Requirements
Everything in the data should be repeated exactly, save for the images.

Provided data
========

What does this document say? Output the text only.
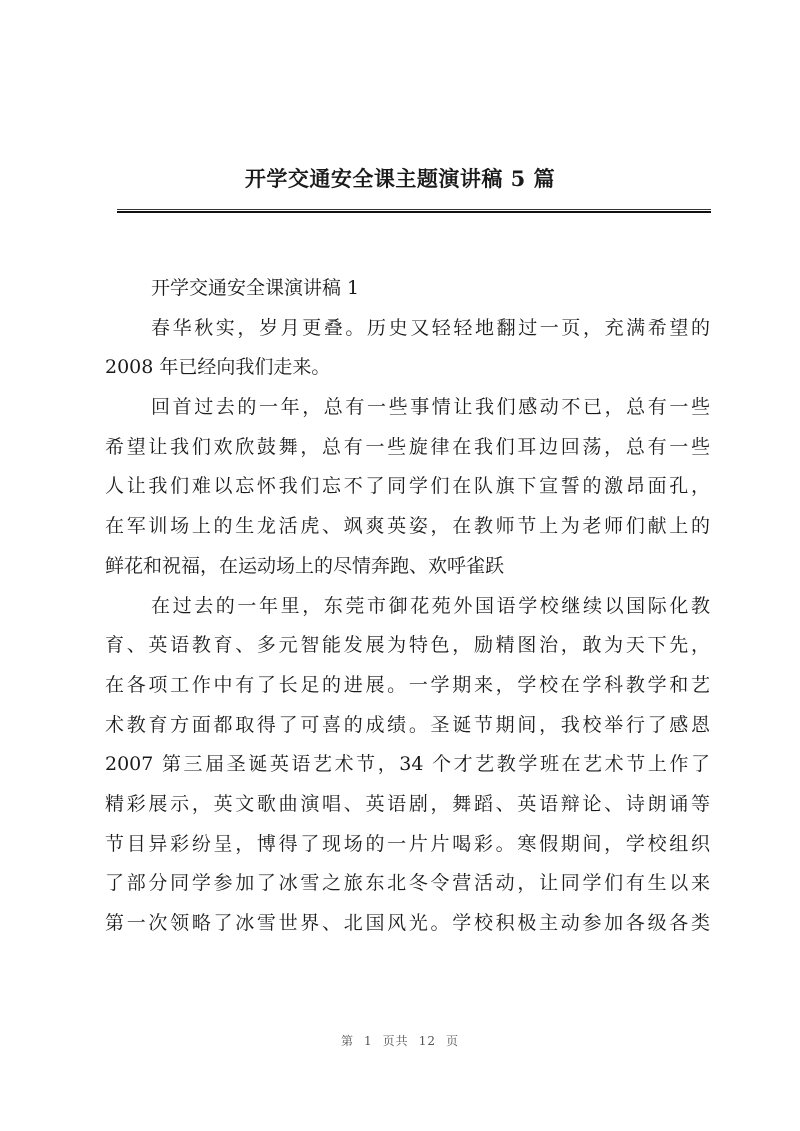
开学交通安全课主题演讲稿 5 篇
开学交通安全课演讲稿 1
春华秋实，岁月更叠。历史又轻轻地翻过一页，充满希望的
2008 年已经向我们走来。
回首过去的一年，总有一些事情让我们感动不已，总有一些
希望让我们欢欣鼓舞，总有一些旋律在我们耳边回荡，总有一些
人让我们难以忘怀我们忘不了同学们在队旗下宣誓的激昂面孔，
在军训场上的生龙活虎、飒爽英姿，在教师节上为老师们献上的
鲜花和祝福，在运动场上的尽情奔跑、欢呼雀跃
在过去的一年里，东莞市御花苑外国语学校继续以国际化教
育、英语教育、多元智能发展为特色，励精图治，敢为天下先，
在各项工作中有了长足的进展。一学期来，学校在学科教学和艺
术教育方面都取得了可喜的成绩。圣诞节期间，我校举行了感恩
2007 第三届圣诞英语艺术节，34 个才艺教学班在艺术节上作了
精彩展示，英文歌曲演唱、英语剧，舞蹈、英语辩论、诗朗诵等
节目异彩纷呈，博得了现场的一片片喝彩。寒假期间，学校组织
了部分同学参加了冰雪之旅东北冬令营活动，让同学们有生以来
第一次领略了冰雪世界、北国风光。学校积极主动参加各级各类
第 1 页共 12 页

========

Exercise answer
What does this document say? Output the text only.
开学交通安全课主题演讲稿 5 篇
开学交通安全课演讲稿 1
春华秋实，岁月更叠。历史又轻轻地翻过一页，充满希望的
2008 年已经向我们走来。
回首过去的一年，总有一些事情让我们感动不已，总有一些
希望让我们欢欣鼓舞，总有一些旋律在我们耳边回荡，总有一些
人让我们难以忘怀我们忘不了同学们在队旗下宣誓的激昂面孔，
在军训场上的生龙活虎、飒爽英姿，在教师节上为老师们献上的
鲜花和祝福，在运动场上的尽情奔跑、欢呼雀跃
在过去的一年里，东莞市御花苑外国语学校继续以国际化教
育、英语教育、多元智能发展为特色，励精图治，敢为天下先，
在各项工作中有了长足的进展。一学期来，学校在学科教学和艺
术教育方面都取得了可喜的成绩。圣诞节期间，我校举行了感恩
2007 第三届圣诞英语艺术节，34 个才艺教学班在艺术节上作了
精彩展示，英文歌曲演唱、英语剧，舞蹈、英语辩论、诗朗诵等
节目异彩纷呈，博得了现场的一片片喝彩。寒假期间，学校组织
了部分同学参加了冰雪之旅东北冬令营活动，让同学们有生以来
第一次领略了冰雪世界、北国风光。学校积极主动参加各级各类
第 1 页共 12 页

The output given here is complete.